Problem to solve:
Reproduce every row below word for word, but leave out the picture lines.

[Raw rows]
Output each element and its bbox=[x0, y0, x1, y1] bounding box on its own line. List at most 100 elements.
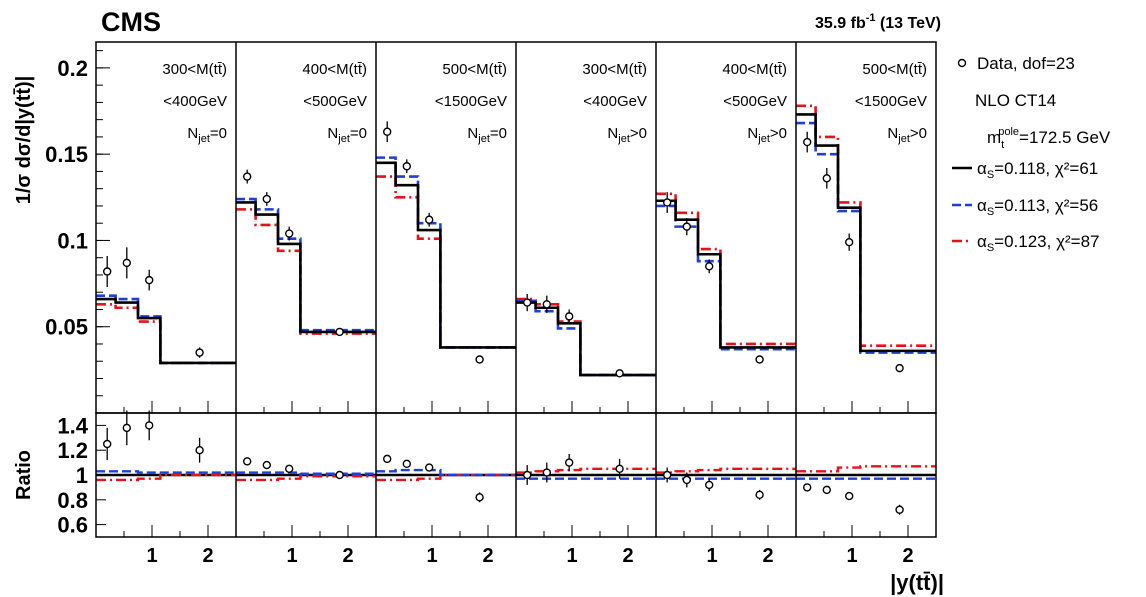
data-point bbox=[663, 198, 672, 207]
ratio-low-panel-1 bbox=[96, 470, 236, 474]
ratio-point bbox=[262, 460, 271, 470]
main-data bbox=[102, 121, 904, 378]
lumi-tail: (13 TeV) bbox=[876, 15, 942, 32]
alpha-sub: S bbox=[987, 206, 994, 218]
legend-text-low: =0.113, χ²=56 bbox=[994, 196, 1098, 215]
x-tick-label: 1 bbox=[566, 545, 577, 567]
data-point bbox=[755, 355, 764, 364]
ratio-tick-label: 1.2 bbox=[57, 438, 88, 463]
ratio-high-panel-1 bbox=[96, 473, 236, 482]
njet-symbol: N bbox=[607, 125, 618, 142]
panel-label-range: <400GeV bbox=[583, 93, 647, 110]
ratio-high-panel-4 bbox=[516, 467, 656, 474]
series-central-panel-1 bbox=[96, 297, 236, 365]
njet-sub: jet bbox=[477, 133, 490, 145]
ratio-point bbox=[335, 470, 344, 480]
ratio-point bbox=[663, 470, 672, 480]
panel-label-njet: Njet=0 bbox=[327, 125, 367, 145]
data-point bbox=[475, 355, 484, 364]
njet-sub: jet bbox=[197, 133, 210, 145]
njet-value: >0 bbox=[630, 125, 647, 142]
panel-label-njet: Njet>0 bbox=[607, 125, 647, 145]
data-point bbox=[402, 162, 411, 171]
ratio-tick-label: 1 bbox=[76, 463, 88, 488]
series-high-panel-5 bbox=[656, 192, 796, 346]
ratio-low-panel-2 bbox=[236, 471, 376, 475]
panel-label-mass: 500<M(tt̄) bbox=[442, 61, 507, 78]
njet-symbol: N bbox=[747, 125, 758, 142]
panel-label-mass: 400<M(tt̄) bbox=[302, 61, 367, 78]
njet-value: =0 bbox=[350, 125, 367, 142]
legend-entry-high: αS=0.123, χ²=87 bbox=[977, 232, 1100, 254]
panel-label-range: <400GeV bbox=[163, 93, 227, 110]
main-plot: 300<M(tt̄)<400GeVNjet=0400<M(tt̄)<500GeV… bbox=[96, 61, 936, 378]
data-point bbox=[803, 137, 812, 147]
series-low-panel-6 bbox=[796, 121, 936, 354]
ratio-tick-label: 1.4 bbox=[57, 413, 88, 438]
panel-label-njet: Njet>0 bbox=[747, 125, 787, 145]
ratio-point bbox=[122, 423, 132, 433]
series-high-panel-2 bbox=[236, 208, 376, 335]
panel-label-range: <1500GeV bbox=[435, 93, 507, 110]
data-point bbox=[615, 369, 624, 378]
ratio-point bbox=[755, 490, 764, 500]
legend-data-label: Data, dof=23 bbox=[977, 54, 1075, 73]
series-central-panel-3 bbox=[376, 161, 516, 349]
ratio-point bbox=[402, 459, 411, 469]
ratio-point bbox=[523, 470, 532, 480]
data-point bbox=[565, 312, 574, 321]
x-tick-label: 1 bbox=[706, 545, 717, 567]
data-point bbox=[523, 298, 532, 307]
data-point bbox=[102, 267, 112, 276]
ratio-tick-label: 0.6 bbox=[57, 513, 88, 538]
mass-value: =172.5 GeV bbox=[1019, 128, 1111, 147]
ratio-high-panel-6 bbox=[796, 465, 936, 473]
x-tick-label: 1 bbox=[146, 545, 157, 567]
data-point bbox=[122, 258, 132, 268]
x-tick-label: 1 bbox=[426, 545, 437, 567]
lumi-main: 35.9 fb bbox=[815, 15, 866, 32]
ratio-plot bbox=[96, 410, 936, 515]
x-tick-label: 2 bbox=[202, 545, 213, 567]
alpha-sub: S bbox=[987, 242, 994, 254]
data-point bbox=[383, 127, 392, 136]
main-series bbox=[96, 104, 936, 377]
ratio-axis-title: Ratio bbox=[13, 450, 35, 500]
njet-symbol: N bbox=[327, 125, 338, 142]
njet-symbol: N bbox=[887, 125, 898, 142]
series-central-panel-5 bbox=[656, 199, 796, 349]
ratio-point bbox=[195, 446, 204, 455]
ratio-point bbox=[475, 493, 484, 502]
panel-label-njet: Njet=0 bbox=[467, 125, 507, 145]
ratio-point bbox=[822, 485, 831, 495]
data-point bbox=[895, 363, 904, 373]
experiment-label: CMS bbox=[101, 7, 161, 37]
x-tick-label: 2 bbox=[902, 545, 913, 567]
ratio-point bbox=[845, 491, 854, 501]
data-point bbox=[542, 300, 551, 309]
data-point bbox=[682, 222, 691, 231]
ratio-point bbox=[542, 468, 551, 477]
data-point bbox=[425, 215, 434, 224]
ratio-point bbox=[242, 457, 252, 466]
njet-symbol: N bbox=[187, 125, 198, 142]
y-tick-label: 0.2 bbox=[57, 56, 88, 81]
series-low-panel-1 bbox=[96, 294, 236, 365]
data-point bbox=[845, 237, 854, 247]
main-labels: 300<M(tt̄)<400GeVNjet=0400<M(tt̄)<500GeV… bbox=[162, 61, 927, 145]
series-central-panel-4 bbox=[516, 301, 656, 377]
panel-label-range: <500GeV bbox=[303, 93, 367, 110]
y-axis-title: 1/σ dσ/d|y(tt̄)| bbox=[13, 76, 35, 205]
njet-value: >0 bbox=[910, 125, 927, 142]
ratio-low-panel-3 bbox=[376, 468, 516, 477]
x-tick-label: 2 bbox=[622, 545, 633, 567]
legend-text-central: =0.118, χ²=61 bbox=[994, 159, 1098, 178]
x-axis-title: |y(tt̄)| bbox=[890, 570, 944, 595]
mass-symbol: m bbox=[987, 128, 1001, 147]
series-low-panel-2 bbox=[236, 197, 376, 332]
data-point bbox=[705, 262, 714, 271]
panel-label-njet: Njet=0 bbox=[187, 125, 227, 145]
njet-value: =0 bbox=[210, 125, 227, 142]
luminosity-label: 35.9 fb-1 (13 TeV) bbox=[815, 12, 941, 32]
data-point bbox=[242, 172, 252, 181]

Answer below:
Output each element and its bbox=[x0, y0, x1, y1] bounding box on its own line. List at most 100 elements.
data-point bbox=[663, 198, 672, 207]
ratio-low-panel-1 bbox=[96, 470, 236, 474]
ratio-point bbox=[262, 460, 271, 470]
main-data bbox=[102, 121, 904, 378]
lumi-tail: (13 TeV) bbox=[876, 15, 942, 32]
alpha-sub: S bbox=[987, 206, 994, 218]
legend-text-low: =0.113, χ²=56 bbox=[994, 196, 1098, 215]
x-tick-label: 1 bbox=[566, 545, 577, 567]
data-point bbox=[755, 355, 764, 364]
ratio-tick-label: 1.2 bbox=[57, 438, 88, 463]
ratio-high-panel-1 bbox=[96, 473, 236, 482]
njet-symbol: N bbox=[607, 125, 618, 142]
panel-label-range: <400GeV bbox=[583, 93, 647, 110]
ratio-high-panel-4 bbox=[516, 467, 656, 474]
series-central-panel-1 bbox=[96, 297, 236, 365]
njet-sub: jet bbox=[477, 133, 490, 145]
ratio-point bbox=[335, 470, 344, 480]
ratio-point bbox=[663, 470, 672, 480]
panel-label-njet: Njet=0 bbox=[327, 125, 367, 145]
data-point bbox=[475, 355, 484, 364]
njet-sub: jet bbox=[197, 133, 210, 145]
njet-value: >0 bbox=[630, 125, 647, 142]
panel-label-njet: Njet>0 bbox=[607, 125, 647, 145]
data-point bbox=[402, 162, 411, 171]
ratio-tick-label: 1 bbox=[76, 463, 88, 488]
series-high-panel-5 bbox=[656, 192, 796, 346]
ratio-low-panel-2 bbox=[236, 471, 376, 475]
panel-label-mass: 500<M(tt̄) bbox=[442, 61, 507, 78]
njet-symbol: N bbox=[747, 125, 758, 142]
panel-label-mass: 400<M(tt̄) bbox=[302, 61, 367, 78]
njet-value: =0 bbox=[350, 125, 367, 142]
legend-entry-high: αS=0.123, χ²=87 bbox=[977, 232, 1100, 254]
panel-label-range: <400GeV bbox=[163, 93, 227, 110]
main-plot: 300<M(tt̄)<400GeVNjet=0400<M(tt̄)<500GeV… bbox=[96, 61, 936, 378]
data-point bbox=[803, 137, 812, 147]
series-low-panel-6 bbox=[796, 121, 936, 354]
ratio-tick-label: 1.4 bbox=[57, 413, 88, 438]
panel-label-njet: Njet>0 bbox=[747, 125, 787, 145]
ratio-point bbox=[122, 423, 132, 433]
series-high-panel-2 bbox=[236, 208, 376, 335]
panel-label-range: <1500GeV bbox=[435, 93, 507, 110]
data-point bbox=[615, 369, 624, 378]
ratio-point bbox=[755, 490, 764, 500]
legend-data-label: Data, dof=23 bbox=[977, 54, 1075, 73]
series-central-panel-3 bbox=[376, 161, 516, 349]
ratio-point bbox=[402, 459, 411, 469]
ratio-point bbox=[523, 470, 532, 480]
data-point bbox=[565, 312, 574, 321]
x-tick-label: 1 bbox=[706, 545, 717, 567]
data-point bbox=[523, 298, 532, 307]
data-point bbox=[102, 267, 112, 276]
ratio-tick-label: 0.6 bbox=[57, 513, 88, 538]
mass-value: =172.5 GeV bbox=[1019, 128, 1111, 147]
ratio-high-panel-6 bbox=[796, 465, 936, 473]
x-tick-label: 1 bbox=[146, 545, 157, 567]
data-point bbox=[122, 258, 132, 268]
x-tick-label: 1 bbox=[426, 545, 437, 567]
lumi-main: 35.9 fb bbox=[815, 15, 866, 32]
ratio-plot bbox=[96, 410, 936, 515]
x-tick-label: 2 bbox=[202, 545, 213, 567]
alpha-sub: S bbox=[987, 242, 994, 254]
data-point bbox=[383, 127, 392, 136]
main-series bbox=[96, 104, 936, 377]
ratio-axis-title: Ratio bbox=[13, 450, 35, 500]
njet-symbol: N bbox=[327, 125, 338, 142]
njet-symbol: N bbox=[887, 125, 898, 142]
series-central-panel-5 bbox=[656, 199, 796, 349]
ratio-point bbox=[195, 446, 204, 455]
ratio-point bbox=[475, 493, 484, 502]
panel-label-njet: Njet=0 bbox=[467, 125, 507, 145]
ratio-point bbox=[822, 485, 831, 495]
data-point bbox=[895, 363, 904, 373]
experiment-label: CMS bbox=[101, 7, 161, 37]
x-tick-label: 2 bbox=[902, 545, 913, 567]
ratio-point bbox=[845, 491, 854, 501]
data-point bbox=[542, 300, 551, 309]
data-point bbox=[682, 222, 691, 231]
ratio-point bbox=[542, 468, 551, 477]
data-point bbox=[425, 215, 434, 224]
ratio-point bbox=[242, 457, 252, 466]
njet-symbol: N bbox=[187, 125, 198, 142]
y-tick-label: 0.2 bbox=[57, 56, 88, 81]
series-low-panel-1 bbox=[96, 294, 236, 365]
data-point bbox=[845, 237, 854, 247]
main-labels: 300<M(tt̄)<400GeVNjet=0400<M(tt̄)<500GeV… bbox=[162, 61, 927, 145]
series-central-panel-4 bbox=[516, 301, 656, 377]
panel-label-range: <500GeV bbox=[303, 93, 367, 110]
y-axis-title: 1/σ dσ/d|y(tt̄)| bbox=[13, 76, 35, 205]
njet-value: >0 bbox=[910, 125, 927, 142]
ratio-low-panel-3 bbox=[376, 468, 516, 477]
x-tick-label: 2 bbox=[622, 545, 633, 567]
legend-text-central: =0.118, χ²=61 bbox=[994, 159, 1098, 178]
x-axis-title: |y(tt̄)| bbox=[890, 570, 944, 595]
mass-symbol: m bbox=[987, 128, 1001, 147]
series-low-panel-2 bbox=[236, 197, 376, 332]
data-point bbox=[705, 262, 714, 271]
panel-label-njet: Njet=0 bbox=[187, 125, 227, 145]
njet-value: =0 bbox=[210, 125, 227, 142]
luminosity-label: 35.9 fb-1 (13 TeV) bbox=[815, 12, 941, 32]
data-point bbox=[242, 172, 252, 181]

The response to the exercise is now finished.